| Written task |
Here are some records; return them all exactly.

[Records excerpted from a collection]
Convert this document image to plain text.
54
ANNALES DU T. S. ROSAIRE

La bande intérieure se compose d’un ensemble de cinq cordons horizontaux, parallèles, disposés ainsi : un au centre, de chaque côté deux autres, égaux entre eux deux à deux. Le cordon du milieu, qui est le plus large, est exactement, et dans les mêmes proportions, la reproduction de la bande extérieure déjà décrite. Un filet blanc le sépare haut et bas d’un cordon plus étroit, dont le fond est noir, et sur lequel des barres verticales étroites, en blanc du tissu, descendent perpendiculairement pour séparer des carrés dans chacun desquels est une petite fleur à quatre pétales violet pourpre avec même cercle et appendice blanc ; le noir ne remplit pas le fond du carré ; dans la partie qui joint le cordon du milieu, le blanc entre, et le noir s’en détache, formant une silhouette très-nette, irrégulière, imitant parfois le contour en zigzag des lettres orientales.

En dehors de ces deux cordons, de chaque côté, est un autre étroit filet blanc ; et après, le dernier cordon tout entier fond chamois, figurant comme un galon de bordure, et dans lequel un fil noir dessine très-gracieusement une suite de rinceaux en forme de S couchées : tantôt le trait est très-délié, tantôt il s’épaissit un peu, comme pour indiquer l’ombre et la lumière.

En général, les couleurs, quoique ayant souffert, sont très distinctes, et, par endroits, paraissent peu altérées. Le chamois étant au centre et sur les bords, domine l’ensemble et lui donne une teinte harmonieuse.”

| Complete answer |
Convert this document image to plain text.
54
ANNALES DU T. S. ROSAIRE

La bande intérieure se compose d’un ensemble de cinq cordons horizontaux, parallèles, disposés ainsi : un au centre, de chaque côté deux autres, égaux entre eux deux à deux. Le cordon du milieu, qui est le plus large, est exactement, et dans les mêmes proportions, la reproduction de la bande extérieure déjà décrite. Un filet blanc le sépare haut et bas d’un cordon plus étroit, dont le fond est noir, et sur lequel des barres verticales étroites, en blanc du tissu, descendent perpendiculairement pour séparer des carrés dans chacun desquels est une petite fleur à quatre pétales violet pourpre avec même cercle et appendice blanc ; le noir ne remplit pas le fond du carré ; dans la partie qui joint le cordon du milieu, le blanc entre, et le noir s’en détache, formant une silhouette très-nette, irrégulière, imitant parfois le contour en zigzag des lettres orientales.

En dehors de ces deux cordons, de chaque côté, est un autre étroit filet blanc ; et après, le dernier cordon tout entier fond chamois, figurant comme un galon de bordure, et dans lequel un fil noir dessine très-gracieusement une suite de rinceaux en forme de S couchées : tantôt le trait est très-délié, tantôt il s’épaissit un peu, comme pour indiquer l’ombre et la lumière.

En général, les couleurs, quoique ayant souffert, sont très distinctes, et, par endroits, paraissent peu altérées. Le chamois étant au centre et sur les bords, domine l’ensemble et lui donne une teinte harmonieuse.”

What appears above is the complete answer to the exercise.